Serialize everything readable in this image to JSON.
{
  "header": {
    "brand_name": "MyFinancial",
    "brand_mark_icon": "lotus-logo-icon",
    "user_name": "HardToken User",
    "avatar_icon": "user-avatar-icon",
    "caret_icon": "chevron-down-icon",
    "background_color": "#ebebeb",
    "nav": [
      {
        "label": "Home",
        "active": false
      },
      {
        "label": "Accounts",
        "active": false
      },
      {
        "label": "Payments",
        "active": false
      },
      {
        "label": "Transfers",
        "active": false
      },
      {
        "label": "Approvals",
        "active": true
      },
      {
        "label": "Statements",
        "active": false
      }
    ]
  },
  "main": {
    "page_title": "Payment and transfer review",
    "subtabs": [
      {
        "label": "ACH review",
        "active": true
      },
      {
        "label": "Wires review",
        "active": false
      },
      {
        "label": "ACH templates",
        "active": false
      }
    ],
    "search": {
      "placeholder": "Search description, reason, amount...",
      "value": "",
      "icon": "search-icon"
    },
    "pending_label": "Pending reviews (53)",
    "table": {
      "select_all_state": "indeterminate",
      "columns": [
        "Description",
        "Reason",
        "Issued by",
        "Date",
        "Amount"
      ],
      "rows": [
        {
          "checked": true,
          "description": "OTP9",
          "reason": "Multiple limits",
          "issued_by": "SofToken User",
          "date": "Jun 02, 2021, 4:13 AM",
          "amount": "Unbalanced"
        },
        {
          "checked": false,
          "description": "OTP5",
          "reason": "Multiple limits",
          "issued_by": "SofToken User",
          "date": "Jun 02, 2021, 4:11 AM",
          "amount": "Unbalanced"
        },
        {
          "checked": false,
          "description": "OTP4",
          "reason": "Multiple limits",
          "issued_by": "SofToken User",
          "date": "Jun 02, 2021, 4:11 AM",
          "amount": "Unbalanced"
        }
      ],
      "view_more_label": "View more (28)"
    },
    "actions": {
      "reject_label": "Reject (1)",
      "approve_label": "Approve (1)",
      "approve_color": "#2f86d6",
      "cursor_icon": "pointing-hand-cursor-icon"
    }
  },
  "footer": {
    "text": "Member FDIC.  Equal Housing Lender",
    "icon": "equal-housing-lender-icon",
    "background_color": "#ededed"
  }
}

# What this task involves:
Give the complete listing a second time, exactly as it reads.

# Completed exercise:
Serialize everything readable in this image to JSON.
{
  "header": {
    "brand_name": "MyFinancial",
    "brand_mark_icon": "lotus-logo-icon",
    "user_name": "HardToken User",
    "avatar_icon": "user-avatar-icon",
    "caret_icon": "chevron-down-icon",
    "background_color": "#ebebeb",
    "nav": [
      {
        "label": "Home",
        "active": false
      },
      {
        "label": "Accounts",
        "active": false
      },
      {
        "label": "Payments",
        "active": false
      },
      {
        "label": "Transfers",
        "active": false
      },
      {
        "label": "Approvals",
        "active": true
      },
      {
        "label": "Statements",
        "active": false
      }
    ]
  },
  "main": {
    "page_title": "Payment and transfer review",
    "subtabs": [
      {
        "label": "ACH review",
        "active": true
      },
      {
        "label": "Wires review",
        "active": false
      },
      {
        "label": "ACH templates",
        "active": false
      }
    ],
    "search": {
      "placeholder": "Search description, reason, amount...",
      "value": "",
      "icon": "search-icon"
    },
    "pending_label": "Pending reviews (53)",
    "table": {
      "select_all_state": "indeterminate",
      "columns": [
        "Description",
        "Reason",
        "Issued by",
        "Date",
        "Amount"
      ],
      "rows": [
        {
          "checked": true,
          "description": "OTP9",
          "reason": "Multiple limits",
          "issued_by": "SofToken User",
          "date": "Jun 02, 2021, 4:13 AM",
          "amount": "Unbalanced"
        },
        {
          "checked": false,
          "description": "OTP5",
          "reason": "Multiple limits",
          "issued_by": "SofToken User",
          "date": "Jun 02, 2021, 4:11 AM",
          "amount": "Unbalanced"
        },
        {
          "checked": false,
          "description": "OTP4",
          "reason": "Multiple limits",
          "issued_by": "SofToken User",
          "date": "Jun 02, 2021, 4:11 AM",
          "amount": "Unbalanced"
        }
      ],
      "view_more_label": "View more (28)"
    },
    "actions": {
      "reject_label": "Reject (1)",
      "approve_label": "Approve (1)",
      "approve_color": "#2f86d6",
      "cursor_icon": "pointing-hand-cursor-icon"
    }
  },
  "footer": {
    "text": "Member FDIC.  Equal Housing Lender",
    "icon": "equal-housing-lender-icon",
    "background_color": "#ededed"
  }
}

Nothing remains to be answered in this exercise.